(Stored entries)
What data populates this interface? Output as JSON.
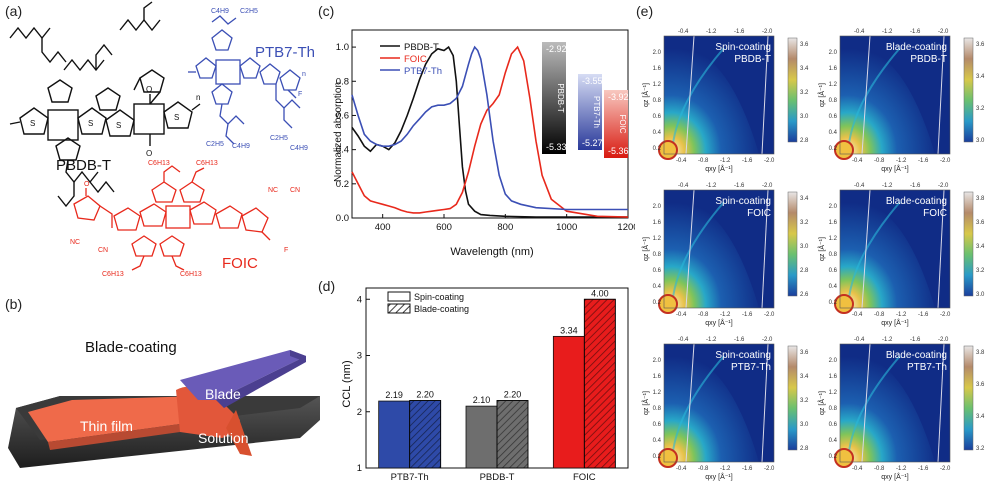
{
  "panels": {
    "a": "(a)",
    "b": "(b)",
    "c": "(c)",
    "d": "(d)",
    "e": "(e)"
  },
  "molecules": {
    "pbdbt": "PBDB-T",
    "ptb7th": "PTB7-Th",
    "foic": "FOIC",
    "sub_c4h9": "C4H9",
    "sub_c2h5": "C2H5",
    "sub_c6h13": "C6H13",
    "atom_s": "S",
    "atom_o": "O",
    "atom_f": "F",
    "atom_nc": "NC",
    "atom_cn": "CN",
    "atom_n": "n"
  },
  "schematic": {
    "title": "Blade-coating",
    "blade": "Blade",
    "film": "Thin film",
    "solution": "Solution"
  },
  "colors": {
    "pbdbt": "#111111",
    "foic": "#e8291c",
    "ptb7th": "#3b4fb5",
    "blade": "#6a5bb8",
    "film": "#ef6a4a",
    "bar_ptb7": "#2e4aa8",
    "bar_pbdb": "#6e6e6e",
    "bar_foic": "#e81c1c"
  },
  "chart_data": [
    {
      "type": "line",
      "title": "",
      "xlabel": "Wavelength (nm)",
      "ylabel": "Normalized absorption",
      "xlim": [
        300,
        1200
      ],
      "ylim": [
        0,
        1.1
      ],
      "xticks": [
        400,
        600,
        800,
        1000,
        1200
      ],
      "yticks": [
        0.0,
        0.2,
        0.4,
        0.6,
        0.8,
        1.0
      ],
      "series": [
        {
          "name": "PBDB-T",
          "x": [
            300,
            320,
            340,
            360,
            380,
            400,
            420,
            440,
            460,
            480,
            500,
            520,
            540,
            560,
            580,
            600,
            615,
            630,
            640,
            650,
            660,
            670,
            680,
            700,
            720,
            750,
            800,
            900,
            1000,
            1100,
            1200
          ],
          "y": [
            0.53,
            0.48,
            0.42,
            0.39,
            0.43,
            0.42,
            0.4,
            0.44,
            0.51,
            0.6,
            0.7,
            0.81,
            0.9,
            0.96,
            0.99,
            0.98,
            1.0,
            0.95,
            0.8,
            0.55,
            0.3,
            0.16,
            0.08,
            0.04,
            0.02,
            0.015,
            0.01,
            0.005,
            0.005,
            0.005,
            0.005
          ]
        },
        {
          "name": "FOIC",
          "x": [
            300,
            320,
            340,
            360,
            380,
            400,
            420,
            440,
            460,
            480,
            500,
            520,
            540,
            560,
            580,
            600,
            620,
            640,
            660,
            680,
            700,
            720,
            740,
            760,
            780,
            800,
            820,
            840,
            860,
            880,
            900,
            920,
            950,
            1000,
            1100,
            1200
          ],
          "y": [
            0.27,
            0.2,
            0.13,
            0.1,
            0.09,
            0.08,
            0.07,
            0.06,
            0.045,
            0.035,
            0.03,
            0.03,
            0.035,
            0.04,
            0.045,
            0.05,
            0.055,
            0.08,
            0.15,
            0.27,
            0.42,
            0.55,
            0.63,
            0.67,
            0.72,
            0.85,
            0.96,
            1.0,
            0.92,
            0.7,
            0.45,
            0.25,
            0.11,
            0.04,
            0.01,
            0.005
          ]
        },
        {
          "name": "PTB7-Th",
          "x": [
            300,
            320,
            340,
            360,
            380,
            400,
            420,
            440,
            460,
            480,
            500,
            520,
            540,
            560,
            580,
            600,
            620,
            640,
            660,
            680,
            690,
            700,
            710,
            720,
            740,
            760,
            780,
            800,
            820,
            850,
            900,
            1000,
            1100,
            1200
          ],
          "y": [
            0.72,
            0.6,
            0.49,
            0.45,
            0.43,
            0.42,
            0.42,
            0.43,
            0.45,
            0.49,
            0.54,
            0.58,
            0.62,
            0.65,
            0.66,
            0.66,
            0.67,
            0.7,
            0.77,
            0.9,
            0.96,
            1.0,
            0.98,
            0.93,
            0.72,
            0.45,
            0.25,
            0.14,
            0.1,
            0.08,
            0.06,
            0.05,
            0.05,
            0.05
          ]
        }
      ],
      "energy_levels": [
        {
          "name": "PBDB-T",
          "homo": "-5.33",
          "lumo": "-2.92"
        },
        {
          "name": "PTB7-Th",
          "homo": "-5.27",
          "lumo": "-3.55"
        },
        {
          "name": "FOIC",
          "homo": "-5.36",
          "lumo": "-3.92"
        }
      ]
    },
    {
      "type": "bar",
      "title": "",
      "xlabel": "",
      "ylabel": "CCL (nm)",
      "ylim": [
        1,
        4.2
      ],
      "yticks": [
        1,
        2,
        3,
        4
      ],
      "categories": [
        "PTB7-Th",
        "PBDB-T",
        "FOIC"
      ],
      "series": [
        {
          "name": "Spin-coating",
          "values": [
            2.19,
            2.1,
            3.34
          ]
        },
        {
          "name": "Blade-coating",
          "values": [
            2.2,
            2.2,
            4.0
          ]
        }
      ],
      "value_labels": [
        [
          "2.19",
          "2.20"
        ],
        [
          "2.10",
          "2.20"
        ],
        [
          "3.34",
          "4.00"
        ]
      ]
    },
    {
      "type": "heatmap",
      "xlabel": "qxy [Å⁻¹]",
      "ylabel": "qz [Å⁻¹]",
      "xticks_top": [
        "-0.4",
        "-1.2",
        "-1.6",
        "-2.0"
      ],
      "xticks_bottom": [
        "-0.4",
        "-0.8",
        "-1.2",
        "-1.6",
        "-2.0"
      ],
      "yticks": [
        "0.2",
        "0.4",
        "0.6",
        "0.8",
        "1.2",
        "1.6",
        "2.0"
      ],
      "maps": [
        {
          "method": "Spin-coating",
          "material": "PBDB-T",
          "scale": [
            "3.6",
            "3.4",
            "3.2",
            "3.0",
            "2.8"
          ]
        },
        {
          "method": "Blade-coating",
          "material": "PBDB-T",
          "scale": [
            "3.6",
            "3.4",
            "3.2",
            "3.0"
          ]
        },
        {
          "method": "Spin-coating",
          "material": "FOIC",
          "scale": [
            "3.4",
            "3.2",
            "3.0",
            "2.8",
            "2.6"
          ]
        },
        {
          "method": "Blade-coating",
          "material": "FOIC",
          "scale": [
            "3.8",
            "3.6",
            "3.4",
            "3.2",
            "3.0"
          ]
        },
        {
          "method": "Spin-coating",
          "material": "PTB7-Th",
          "scale": [
            "3.6",
            "3.4",
            "3.2",
            "3.0",
            "2.8"
          ]
        },
        {
          "method": "Blade-coating",
          "material": "PTB7-Th",
          "scale": [
            "3.8",
            "3.6",
            "3.4",
            "3.2"
          ]
        }
      ]
    }
  ]
}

(WHAT IS ASKED) Reproduce every line precisely as given, omitting all pictures.

(EXERCISE OUTPUT)
What data populates this interface? Output as JSON.
{
  "panels": {
    "a": "(a)",
    "b": "(b)",
    "c": "(c)",
    "d": "(d)",
    "e": "(e)"
  },
  "molecules": {
    "pbdbt": "PBDB-T",
    "ptb7th": "PTB7-Th",
    "foic": "FOIC",
    "sub_c4h9": "C4H9",
    "sub_c2h5": "C2H5",
    "sub_c6h13": "C6H13",
    "atom_s": "S",
    "atom_o": "O",
    "atom_f": "F",
    "atom_nc": "NC",
    "atom_cn": "CN",
    "atom_n": "n"
  },
  "schematic": {
    "title": "Blade-coating",
    "blade": "Blade",
    "film": "Thin film",
    "solution": "Solution"
  },
  "colors": {
    "pbdbt": "#111111",
    "foic": "#e8291c",
    "ptb7th": "#3b4fb5",
    "blade": "#6a5bb8",
    "film": "#ef6a4a",
    "bar_ptb7": "#2e4aa8",
    "bar_pbdb": "#6e6e6e",
    "bar_foic": "#e81c1c"
  },
  "chart_data": [
    {
      "type": "line",
      "title": "",
      "xlabel": "Wavelength (nm)",
      "ylabel": "Normalized absorption",
      "xlim": [
        300,
        1200
      ],
      "ylim": [
        0,
        1.1
      ],
      "xticks": [
        400,
        600,
        800,
        1000,
        1200
      ],
      "yticks": [
        0.0,
        0.2,
        0.4,
        0.6,
        0.8,
        1.0
      ],
      "series": [
        {
          "name": "PBDB-T",
          "x": [
            300,
            320,
            340,
            360,
            380,
            400,
            420,
            440,
            460,
            480,
            500,
            520,
            540,
            560,
            580,
            600,
            615,
            630,
            640,
            650,
            660,
            670,
            680,
            700,
            720,
            750,
            800,
            900,
            1000,
            1100,
            1200
          ],
          "y": [
            0.53,
            0.48,
            0.42,
            0.39,
            0.43,
            0.42,
            0.4,
            0.44,
            0.51,
            0.6,
            0.7,
            0.81,
            0.9,
            0.96,
            0.99,
            0.98,
            1.0,
            0.95,
            0.8,
            0.55,
            0.3,
            0.16,
            0.08,
            0.04,
            0.02,
            0.015,
            0.01,
            0.005,
            0.005,
            0.005,
            0.005
          ]
        },
        {
          "name": "FOIC",
          "x": [
            300,
            320,
            340,
            360,
            380,
            400,
            420,
            440,
            460,
            480,
            500,
            520,
            540,
            560,
            580,
            600,
            620,
            640,
            660,
            680,
            700,
            720,
            740,
            760,
            780,
            800,
            820,
            840,
            860,
            880,
            900,
            920,
            950,
            1000,
            1100,
            1200
          ],
          "y": [
            0.27,
            0.2,
            0.13,
            0.1,
            0.09,
            0.08,
            0.07,
            0.06,
            0.045,
            0.035,
            0.03,
            0.03,
            0.035,
            0.04,
            0.045,
            0.05,
            0.055,
            0.08,
            0.15,
            0.27,
            0.42,
            0.55,
            0.63,
            0.67,
            0.72,
            0.85,
            0.96,
            1.0,
            0.92,
            0.7,
            0.45,
            0.25,
            0.11,
            0.04,
            0.01,
            0.005
          ]
        },
        {
          "name": "PTB7-Th",
          "x": [
            300,
            320,
            340,
            360,
            380,
            400,
            420,
            440,
            460,
            480,
            500,
            520,
            540,
            560,
            580,
            600,
            620,
            640,
            660,
            680,
            690,
            700,
            710,
            720,
            740,
            760,
            780,
            800,
            820,
            850,
            900,
            1000,
            1100,
            1200
          ],
          "y": [
            0.72,
            0.6,
            0.49,
            0.45,
            0.43,
            0.42,
            0.42,
            0.43,
            0.45,
            0.49,
            0.54,
            0.58,
            0.62,
            0.65,
            0.66,
            0.66,
            0.67,
            0.7,
            0.77,
            0.9,
            0.96,
            1.0,
            0.98,
            0.93,
            0.72,
            0.45,
            0.25,
            0.14,
            0.1,
            0.08,
            0.06,
            0.05,
            0.05,
            0.05
          ]
        }
      ],
      "energy_levels": [
        {
          "name": "PBDB-T",
          "homo": "-5.33",
          "lumo": "-2.92"
        },
        {
          "name": "PTB7-Th",
          "homo": "-5.27",
          "lumo": "-3.55"
        },
        {
          "name": "FOIC",
          "homo": "-5.36",
          "lumo": "-3.92"
        }
      ]
    },
    {
      "type": "bar",
      "title": "",
      "xlabel": "",
      "ylabel": "CCL (nm)",
      "ylim": [
        1,
        4.2
      ],
      "yticks": [
        1,
        2,
        3,
        4
      ],
      "categories": [
        "PTB7-Th",
        "PBDB-T",
        "FOIC"
      ],
      "series": [
        {
          "name": "Spin-coating",
          "values": [
            2.19,
            2.1,
            3.34
          ]
        },
        {
          "name": "Blade-coating",
          "values": [
            2.2,
            2.2,
            4.0
          ]
        }
      ],
      "value_labels": [
        [
          "2.19",
          "2.20"
        ],
        [
          "2.10",
          "2.20"
        ],
        [
          "3.34",
          "4.00"
        ]
      ]
    },
    {
      "type": "heatmap",
      "xlabel": "qxy [Å⁻¹]",
      "ylabel": "qz [Å⁻¹]",
      "xticks_top": [
        "-0.4",
        "-1.2",
        "-1.6",
        "-2.0"
      ],
      "xticks_bottom": [
        "-0.4",
        "-0.8",
        "-1.2",
        "-1.6",
        "-2.0"
      ],
      "yticks": [
        "0.2",
        "0.4",
        "0.6",
        "0.8",
        "1.2",
        "1.6",
        "2.0"
      ],
      "maps": [
        {
          "method": "Spin-coating",
          "material": "PBDB-T",
          "scale": [
            "3.6",
            "3.4",
            "3.2",
            "3.0",
            "2.8"
          ]
        },
        {
          "method": "Blade-coating",
          "material": "PBDB-T",
          "scale": [
            "3.6",
            "3.4",
            "3.2",
            "3.0"
          ]
        },
        {
          "method": "Spin-coating",
          "material": "FOIC",
          "scale": [
            "3.4",
            "3.2",
            "3.0",
            "2.8",
            "2.6"
          ]
        },
        {
          "method": "Blade-coating",
          "material": "FOIC",
          "scale": [
            "3.8",
            "3.6",
            "3.4",
            "3.2",
            "3.0"
          ]
        },
        {
          "method": "Spin-coating",
          "material": "PTB7-Th",
          "scale": [
            "3.6",
            "3.4",
            "3.2",
            "3.0",
            "2.8"
          ]
        },
        {
          "method": "Blade-coating",
          "material": "PTB7-Th",
          "scale": [
            "3.8",
            "3.6",
            "3.4",
            "3.2"
          ]
        }
      ]
    }
  ]
}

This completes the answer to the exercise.